[Collected data]

--

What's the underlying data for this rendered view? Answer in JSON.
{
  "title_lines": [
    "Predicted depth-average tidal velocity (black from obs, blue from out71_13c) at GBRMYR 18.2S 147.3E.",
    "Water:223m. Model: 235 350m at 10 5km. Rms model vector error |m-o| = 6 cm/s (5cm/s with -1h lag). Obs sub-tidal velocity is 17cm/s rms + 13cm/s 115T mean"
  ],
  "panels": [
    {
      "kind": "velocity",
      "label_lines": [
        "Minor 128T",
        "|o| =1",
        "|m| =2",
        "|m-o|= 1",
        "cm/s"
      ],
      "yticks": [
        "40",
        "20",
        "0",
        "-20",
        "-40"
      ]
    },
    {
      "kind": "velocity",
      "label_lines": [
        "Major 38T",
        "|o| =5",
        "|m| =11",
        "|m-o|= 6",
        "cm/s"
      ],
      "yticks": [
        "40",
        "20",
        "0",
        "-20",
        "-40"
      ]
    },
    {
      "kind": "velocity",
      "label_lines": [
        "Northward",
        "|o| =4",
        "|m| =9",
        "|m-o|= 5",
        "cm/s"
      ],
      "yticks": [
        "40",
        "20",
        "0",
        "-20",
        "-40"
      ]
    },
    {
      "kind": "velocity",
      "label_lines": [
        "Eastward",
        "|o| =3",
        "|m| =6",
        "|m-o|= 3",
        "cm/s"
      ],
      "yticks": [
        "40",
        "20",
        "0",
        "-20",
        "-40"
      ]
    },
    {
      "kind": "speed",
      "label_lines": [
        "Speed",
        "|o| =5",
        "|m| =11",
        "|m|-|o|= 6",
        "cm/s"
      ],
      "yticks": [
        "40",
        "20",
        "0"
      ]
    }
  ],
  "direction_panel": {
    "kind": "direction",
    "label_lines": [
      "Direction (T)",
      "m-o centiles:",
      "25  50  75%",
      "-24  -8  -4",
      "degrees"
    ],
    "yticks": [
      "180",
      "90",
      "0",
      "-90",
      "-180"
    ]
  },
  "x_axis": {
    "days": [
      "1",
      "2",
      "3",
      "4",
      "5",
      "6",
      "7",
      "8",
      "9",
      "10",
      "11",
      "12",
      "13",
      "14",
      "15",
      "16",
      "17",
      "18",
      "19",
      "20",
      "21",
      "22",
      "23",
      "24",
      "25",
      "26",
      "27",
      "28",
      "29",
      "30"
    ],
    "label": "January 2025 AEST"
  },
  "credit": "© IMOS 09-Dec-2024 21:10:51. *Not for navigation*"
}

--

__Work required__:
Restate the listing in full, word for word.

__Result below__:
What's the underlying data for this rendered view? Answer in JSON.
{
  "title_lines": [
    "Predicted depth-average tidal velocity (black from obs, blue from out71_13c) at GBRMYR 18.2S 147.3E.",
    "Water:223m. Model: 235 350m at 10 5km. Rms model vector error |m-o| = 6 cm/s (5cm/s with -1h lag). Obs sub-tidal velocity is 17cm/s rms + 13cm/s 115T mean"
  ],
  "panels": [
    {
      "kind": "velocity",
      "label_lines": [
        "Minor 128T",
        "|o| =1",
        "|m| =2",
        "|m-o|= 1",
        "cm/s"
      ],
      "yticks": [
        "40",
        "20",
        "0",
        "-20",
        "-40"
      ]
    },
    {
      "kind": "velocity",
      "label_lines": [
        "Major 38T",
        "|o| =5",
        "|m| =11",
        "|m-o|= 6",
        "cm/s"
      ],
      "yticks": [
        "40",
        "20",
        "0",
        "-20",
        "-40"
      ]
    },
    {
      "kind": "velocity",
      "label_lines": [
        "Northward",
        "|o| =4",
        "|m| =9",
        "|m-o|= 5",
        "cm/s"
      ],
      "yticks": [
        "40",
        "20",
        "0",
        "-20",
        "-40"
      ]
    },
    {
      "kind": "velocity",
      "label_lines": [
        "Eastward",
        "|o| =3",
        "|m| =6",
        "|m-o|= 3",
        "cm/s"
      ],
      "yticks": [
        "40",
        "20",
        "0",
        "-20",
        "-40"
      ]
    },
    {
      "kind": "speed",
      "label_lines": [
        "Speed",
        "|o| =5",
        "|m| =11",
        "|m|-|o|= 6",
        "cm/s"
      ],
      "yticks": [
        "40",
        "20",
        "0"
      ]
    }
  ],
  "direction_panel": {
    "kind": "direction",
    "label_lines": [
      "Direction (T)",
      "m-o centiles:",
      "25  50  75%",
      "-24  -8  -4",
      "degrees"
    ],
    "yticks": [
      "180",
      "90",
      "0",
      "-90",
      "-180"
    ]
  },
  "x_axis": {
    "days": [
      "1",
      "2",
      "3",
      "4",
      "5",
      "6",
      "7",
      "8",
      "9",
      "10",
      "11",
      "12",
      "13",
      "14",
      "15",
      "16",
      "17",
      "18",
      "19",
      "20",
      "21",
      "22",
      "23",
      "24",
      "25",
      "26",
      "27",
      "28",
      "29",
      "30"
    ],
    "label": "January 2025 AEST"
  },
  "credit": "© IMOS 09-Dec-2024 21:10:51. *Not for navigation*"
}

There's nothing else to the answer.